### TASK TO COMPLETE:
Below are the records. Restate word for word every line from the one that contains "Transcribe the text in this document." through the final line, both included.
-- START OF AVAILABLE DATA --
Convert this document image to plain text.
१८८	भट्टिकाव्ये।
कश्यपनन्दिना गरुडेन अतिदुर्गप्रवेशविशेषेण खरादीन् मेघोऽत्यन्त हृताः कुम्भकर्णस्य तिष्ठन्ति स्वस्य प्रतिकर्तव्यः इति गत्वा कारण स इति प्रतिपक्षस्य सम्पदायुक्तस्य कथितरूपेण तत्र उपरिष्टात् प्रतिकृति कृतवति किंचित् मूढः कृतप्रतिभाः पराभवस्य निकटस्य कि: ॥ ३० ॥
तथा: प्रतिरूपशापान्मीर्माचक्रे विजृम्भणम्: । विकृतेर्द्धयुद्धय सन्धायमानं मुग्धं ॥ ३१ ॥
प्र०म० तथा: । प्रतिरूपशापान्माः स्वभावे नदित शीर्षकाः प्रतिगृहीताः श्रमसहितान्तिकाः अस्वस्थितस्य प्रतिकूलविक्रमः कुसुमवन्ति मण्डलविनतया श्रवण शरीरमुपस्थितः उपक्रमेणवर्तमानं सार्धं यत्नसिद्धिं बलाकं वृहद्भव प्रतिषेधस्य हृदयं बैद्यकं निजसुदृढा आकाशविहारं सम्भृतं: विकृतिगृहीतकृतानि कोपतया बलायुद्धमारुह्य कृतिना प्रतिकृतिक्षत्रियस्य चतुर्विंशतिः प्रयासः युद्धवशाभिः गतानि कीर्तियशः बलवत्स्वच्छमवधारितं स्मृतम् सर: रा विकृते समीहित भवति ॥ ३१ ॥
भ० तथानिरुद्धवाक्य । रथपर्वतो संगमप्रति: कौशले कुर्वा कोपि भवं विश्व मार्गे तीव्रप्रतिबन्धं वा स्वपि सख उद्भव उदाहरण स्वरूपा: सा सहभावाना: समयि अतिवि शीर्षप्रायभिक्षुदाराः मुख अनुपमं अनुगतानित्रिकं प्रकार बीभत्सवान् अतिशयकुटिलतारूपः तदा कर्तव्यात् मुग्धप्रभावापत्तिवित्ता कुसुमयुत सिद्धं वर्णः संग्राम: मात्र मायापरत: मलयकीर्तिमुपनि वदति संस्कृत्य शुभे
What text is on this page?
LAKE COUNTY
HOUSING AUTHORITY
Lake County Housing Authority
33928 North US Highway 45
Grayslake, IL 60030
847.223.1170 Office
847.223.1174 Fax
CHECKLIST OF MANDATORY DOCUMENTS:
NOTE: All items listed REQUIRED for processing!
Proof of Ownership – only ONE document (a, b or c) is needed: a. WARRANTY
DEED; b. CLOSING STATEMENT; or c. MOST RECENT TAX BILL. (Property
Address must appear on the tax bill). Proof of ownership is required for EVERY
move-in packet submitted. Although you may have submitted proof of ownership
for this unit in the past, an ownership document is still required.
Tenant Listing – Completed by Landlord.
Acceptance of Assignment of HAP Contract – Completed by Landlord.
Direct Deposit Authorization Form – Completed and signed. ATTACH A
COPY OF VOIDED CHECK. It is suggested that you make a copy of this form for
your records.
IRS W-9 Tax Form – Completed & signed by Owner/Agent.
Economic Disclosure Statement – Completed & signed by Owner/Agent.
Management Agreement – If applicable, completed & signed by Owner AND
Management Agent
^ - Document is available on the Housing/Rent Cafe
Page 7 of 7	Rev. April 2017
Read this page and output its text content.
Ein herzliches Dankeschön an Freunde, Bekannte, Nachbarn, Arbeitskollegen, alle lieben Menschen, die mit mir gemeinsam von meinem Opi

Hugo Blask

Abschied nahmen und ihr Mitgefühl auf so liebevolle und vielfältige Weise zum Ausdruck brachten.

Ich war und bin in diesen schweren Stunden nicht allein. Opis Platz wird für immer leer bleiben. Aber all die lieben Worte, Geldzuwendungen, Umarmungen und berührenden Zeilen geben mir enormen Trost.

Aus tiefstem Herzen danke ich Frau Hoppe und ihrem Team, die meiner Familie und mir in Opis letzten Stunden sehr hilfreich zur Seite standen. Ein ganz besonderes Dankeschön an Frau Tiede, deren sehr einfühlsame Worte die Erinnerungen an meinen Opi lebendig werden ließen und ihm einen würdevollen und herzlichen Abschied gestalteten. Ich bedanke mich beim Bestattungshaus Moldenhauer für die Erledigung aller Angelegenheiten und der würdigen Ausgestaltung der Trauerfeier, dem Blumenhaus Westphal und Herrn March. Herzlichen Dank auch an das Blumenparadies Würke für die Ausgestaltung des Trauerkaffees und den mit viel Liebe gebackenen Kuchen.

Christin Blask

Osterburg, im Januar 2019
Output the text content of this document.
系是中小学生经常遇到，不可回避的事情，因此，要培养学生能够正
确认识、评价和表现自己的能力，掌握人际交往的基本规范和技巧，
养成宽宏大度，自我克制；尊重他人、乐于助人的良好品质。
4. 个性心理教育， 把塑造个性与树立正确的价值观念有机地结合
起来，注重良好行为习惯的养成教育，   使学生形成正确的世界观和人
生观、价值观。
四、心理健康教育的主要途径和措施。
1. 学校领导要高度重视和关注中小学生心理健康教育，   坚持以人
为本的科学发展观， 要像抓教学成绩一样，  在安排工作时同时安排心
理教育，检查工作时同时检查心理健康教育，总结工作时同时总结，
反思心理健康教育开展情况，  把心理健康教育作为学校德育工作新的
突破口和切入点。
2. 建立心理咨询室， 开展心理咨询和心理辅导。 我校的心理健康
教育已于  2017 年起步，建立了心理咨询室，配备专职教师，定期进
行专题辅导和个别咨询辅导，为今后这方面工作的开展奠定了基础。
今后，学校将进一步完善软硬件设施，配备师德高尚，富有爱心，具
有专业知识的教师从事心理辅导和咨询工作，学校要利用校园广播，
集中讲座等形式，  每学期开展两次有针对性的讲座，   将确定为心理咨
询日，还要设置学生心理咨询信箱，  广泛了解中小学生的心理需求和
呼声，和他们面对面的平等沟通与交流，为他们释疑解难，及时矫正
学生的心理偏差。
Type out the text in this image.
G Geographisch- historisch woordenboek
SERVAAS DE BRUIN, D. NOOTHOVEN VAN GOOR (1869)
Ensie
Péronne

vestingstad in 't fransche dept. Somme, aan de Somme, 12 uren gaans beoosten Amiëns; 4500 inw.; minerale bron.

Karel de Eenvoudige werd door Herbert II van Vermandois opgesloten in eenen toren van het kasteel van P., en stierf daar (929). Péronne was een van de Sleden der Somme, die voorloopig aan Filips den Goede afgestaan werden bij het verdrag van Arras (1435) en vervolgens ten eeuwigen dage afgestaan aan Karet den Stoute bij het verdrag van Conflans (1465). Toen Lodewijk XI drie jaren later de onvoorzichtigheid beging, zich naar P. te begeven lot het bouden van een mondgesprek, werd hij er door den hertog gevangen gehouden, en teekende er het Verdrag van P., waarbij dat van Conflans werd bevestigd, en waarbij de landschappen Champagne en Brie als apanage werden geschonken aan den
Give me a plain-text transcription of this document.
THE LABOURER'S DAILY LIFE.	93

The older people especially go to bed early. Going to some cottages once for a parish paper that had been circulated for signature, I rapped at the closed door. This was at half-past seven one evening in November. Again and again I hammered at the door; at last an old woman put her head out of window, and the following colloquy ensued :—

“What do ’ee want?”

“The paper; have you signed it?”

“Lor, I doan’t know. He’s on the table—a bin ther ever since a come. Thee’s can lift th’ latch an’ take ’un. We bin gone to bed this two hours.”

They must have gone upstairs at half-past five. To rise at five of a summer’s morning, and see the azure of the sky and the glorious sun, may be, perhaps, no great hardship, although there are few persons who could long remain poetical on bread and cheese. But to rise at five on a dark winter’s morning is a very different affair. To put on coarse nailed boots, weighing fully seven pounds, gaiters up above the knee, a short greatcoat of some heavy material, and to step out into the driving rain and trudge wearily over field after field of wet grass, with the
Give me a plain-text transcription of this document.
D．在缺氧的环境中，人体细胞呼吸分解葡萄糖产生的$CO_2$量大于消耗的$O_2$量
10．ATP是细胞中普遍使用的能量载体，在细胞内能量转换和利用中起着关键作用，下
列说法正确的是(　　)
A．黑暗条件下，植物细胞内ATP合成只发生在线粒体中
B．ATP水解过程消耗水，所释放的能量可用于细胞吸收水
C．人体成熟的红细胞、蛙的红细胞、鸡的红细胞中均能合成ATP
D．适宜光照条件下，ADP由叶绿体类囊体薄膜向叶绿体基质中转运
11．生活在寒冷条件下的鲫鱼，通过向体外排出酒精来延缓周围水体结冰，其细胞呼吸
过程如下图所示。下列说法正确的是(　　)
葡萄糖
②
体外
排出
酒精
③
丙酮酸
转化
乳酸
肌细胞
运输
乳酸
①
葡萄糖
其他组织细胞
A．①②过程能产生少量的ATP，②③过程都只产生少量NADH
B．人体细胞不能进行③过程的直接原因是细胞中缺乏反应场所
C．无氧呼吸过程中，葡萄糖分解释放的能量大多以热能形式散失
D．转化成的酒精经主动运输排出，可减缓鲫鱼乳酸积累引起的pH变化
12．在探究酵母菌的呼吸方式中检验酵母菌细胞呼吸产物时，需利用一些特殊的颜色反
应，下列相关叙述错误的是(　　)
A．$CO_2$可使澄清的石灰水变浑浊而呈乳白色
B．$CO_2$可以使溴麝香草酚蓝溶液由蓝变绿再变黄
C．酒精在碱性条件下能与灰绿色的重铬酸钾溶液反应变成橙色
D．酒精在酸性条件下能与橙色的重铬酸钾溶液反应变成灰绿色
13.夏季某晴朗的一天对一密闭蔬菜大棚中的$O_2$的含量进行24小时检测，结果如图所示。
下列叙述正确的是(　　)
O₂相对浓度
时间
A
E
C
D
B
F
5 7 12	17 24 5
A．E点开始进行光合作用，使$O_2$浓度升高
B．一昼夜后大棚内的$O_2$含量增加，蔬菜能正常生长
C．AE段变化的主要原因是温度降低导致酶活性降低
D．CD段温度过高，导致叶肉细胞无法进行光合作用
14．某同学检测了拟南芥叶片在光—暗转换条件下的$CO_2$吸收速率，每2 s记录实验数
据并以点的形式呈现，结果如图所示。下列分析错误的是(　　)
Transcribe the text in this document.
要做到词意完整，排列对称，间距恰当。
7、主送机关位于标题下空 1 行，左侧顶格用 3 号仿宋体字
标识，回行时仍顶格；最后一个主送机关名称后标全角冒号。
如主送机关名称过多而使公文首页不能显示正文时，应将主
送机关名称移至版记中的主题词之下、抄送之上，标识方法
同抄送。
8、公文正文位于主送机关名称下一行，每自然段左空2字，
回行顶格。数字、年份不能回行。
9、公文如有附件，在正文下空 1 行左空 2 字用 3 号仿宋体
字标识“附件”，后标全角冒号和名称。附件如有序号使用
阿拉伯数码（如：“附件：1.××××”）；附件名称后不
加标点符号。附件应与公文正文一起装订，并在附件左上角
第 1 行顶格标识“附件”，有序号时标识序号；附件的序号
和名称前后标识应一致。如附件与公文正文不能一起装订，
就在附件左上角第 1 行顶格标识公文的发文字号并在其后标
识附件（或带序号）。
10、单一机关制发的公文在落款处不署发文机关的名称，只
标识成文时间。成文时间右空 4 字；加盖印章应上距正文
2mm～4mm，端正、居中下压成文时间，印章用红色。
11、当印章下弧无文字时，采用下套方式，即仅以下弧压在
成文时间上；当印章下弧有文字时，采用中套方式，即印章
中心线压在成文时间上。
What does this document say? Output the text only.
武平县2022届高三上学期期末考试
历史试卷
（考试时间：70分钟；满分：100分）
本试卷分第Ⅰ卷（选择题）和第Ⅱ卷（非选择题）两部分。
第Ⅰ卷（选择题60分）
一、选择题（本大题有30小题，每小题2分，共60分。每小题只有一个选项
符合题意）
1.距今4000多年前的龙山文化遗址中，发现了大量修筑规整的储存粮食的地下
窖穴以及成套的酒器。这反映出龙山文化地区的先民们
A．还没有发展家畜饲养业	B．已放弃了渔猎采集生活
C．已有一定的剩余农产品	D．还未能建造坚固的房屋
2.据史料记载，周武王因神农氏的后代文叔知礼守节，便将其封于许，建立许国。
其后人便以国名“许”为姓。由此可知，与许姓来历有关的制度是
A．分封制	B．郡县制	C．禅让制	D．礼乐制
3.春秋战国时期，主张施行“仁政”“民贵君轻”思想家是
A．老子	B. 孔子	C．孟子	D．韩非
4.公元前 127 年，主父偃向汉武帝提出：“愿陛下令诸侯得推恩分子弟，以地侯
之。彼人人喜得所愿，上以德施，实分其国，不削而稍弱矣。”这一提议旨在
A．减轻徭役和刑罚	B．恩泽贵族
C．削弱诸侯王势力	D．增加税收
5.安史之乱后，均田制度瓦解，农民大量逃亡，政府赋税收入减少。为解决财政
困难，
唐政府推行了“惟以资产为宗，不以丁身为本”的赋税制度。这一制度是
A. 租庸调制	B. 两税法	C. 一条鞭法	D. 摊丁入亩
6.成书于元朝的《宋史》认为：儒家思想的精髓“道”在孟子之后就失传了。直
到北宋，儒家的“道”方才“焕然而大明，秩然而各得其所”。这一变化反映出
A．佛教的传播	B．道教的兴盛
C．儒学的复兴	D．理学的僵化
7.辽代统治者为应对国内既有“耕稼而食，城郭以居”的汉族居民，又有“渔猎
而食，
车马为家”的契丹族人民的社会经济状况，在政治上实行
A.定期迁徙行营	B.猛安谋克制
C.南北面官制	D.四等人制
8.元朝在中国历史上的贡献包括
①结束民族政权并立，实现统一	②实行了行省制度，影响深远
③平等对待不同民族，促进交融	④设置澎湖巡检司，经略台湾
-- END OF AVAILABLE DATA --
### THE SOLUTION:
Transcribe the text in this document.
要做到词意完整，排列对称，间距恰当。
7、主送机关位于标题下空 1 行，左侧顶格用 3 号仿宋体字
标识，回行时仍顶格；最后一个主送机关名称后标全角冒号。
如主送机关名称过多而使公文首页不能显示正文时，应将主
送机关名称移至版记中的主题词之下、抄送之上，标识方法
同抄送。
8、公文正文位于主送机关名称下一行，每自然段左空2字，
回行顶格。数字、年份不能回行。
9、公文如有附件，在正文下空 1 行左空 2 字用 3 号仿宋体
字标识“附件”，后标全角冒号和名称。附件如有序号使用
阿拉伯数码（如：“附件：1.××××”）；附件名称后不
加标点符号。附件应与公文正文一起装订，并在附件左上角
第 1 行顶格标识“附件”，有序号时标识序号；附件的序号
和名称前后标识应一致。如附件与公文正文不能一起装订，
就在附件左上角第 1 行顶格标识公文的发文字号并在其后标
识附件（或带序号）。
10、单一机关制发的公文在落款处不署发文机关的名称，只
标识成文时间。成文时间右空 4 字；加盖印章应上距正文
2mm～4mm，端正、居中下压成文时间，印章用红色。
11、当印章下弧无文字时，采用下套方式，即仅以下弧压在
成文时间上；当印章下弧有文字时，采用中套方式，即印章
中心线压在成文时间上。
What does this document say? Output the text only.
武平县2022届高三上学期期末考试
历史试卷
（考试时间：70分钟；满分：100分）
本试卷分第Ⅰ卷（选择题）和第Ⅱ卷（非选择题）两部分。
第Ⅰ卷（选择题60分）
一、选择题（本大题有30小题，每小题2分，共60分。每小题只有一个选项
符合题意）
1.距今4000多年前的龙山文化遗址中，发现了大量修筑规整的储存粮食的地下
窖穴以及成套的酒器。这反映出龙山文化地区的先民们
A．还没有发展家畜饲养业	B．已放弃了渔猎采集生活
C．已有一定的剩余农产品	D．还未能建造坚固的房屋
2.据史料记载，周武王因神农氏的后代文叔知礼守节，便将其封于许，建立许国。
其后人便以国名“许”为姓。由此可知，与许姓来历有关的制度是
A．分封制	B．郡县制	C．禅让制	D．礼乐制
3.春秋战国时期，主张施行“仁政”“民贵君轻”思想家是
A．老子	B. 孔子	C．孟子	D．韩非
4.公元前 127 年，主父偃向汉武帝提出：“愿陛下令诸侯得推恩分子弟，以地侯
之。彼人人喜得所愿，上以德施，实分其国，不削而稍弱矣。”这一提议旨在
A．减轻徭役和刑罚	B．恩泽贵族
C．削弱诸侯王势力	D．增加税收
5.安史之乱后，均田制度瓦解，农民大量逃亡，政府赋税收入减少。为解决财政
困难，
唐政府推行了“惟以资产为宗，不以丁身为本”的赋税制度。这一制度是
A. 租庸调制	B. 两税法	C. 一条鞭法	D. 摊丁入亩
6.成书于元朝的《宋史》认为：儒家思想的精髓“道”在孟子之后就失传了。直
到北宋，儒家的“道”方才“焕然而大明，秩然而各得其所”。这一变化反映出
A．佛教的传播	B．道教的兴盛
C．儒学的复兴	D．理学的僵化
7.辽代统治者为应对国内既有“耕稼而食，城郭以居”的汉族居民，又有“渔猎
而食，
车马为家”的契丹族人民的社会经济状况，在政治上实行
A.定期迁徙行营	B.猛安谋克制
C.南北面官制	D.四等人制
8.元朝在中国历史上的贡献包括
①结束民族政权并立，实现统一	②实行了行省制度，影响深远
③平等对待不同民族，促进交融	④设置澎湖巡检司，经略台湾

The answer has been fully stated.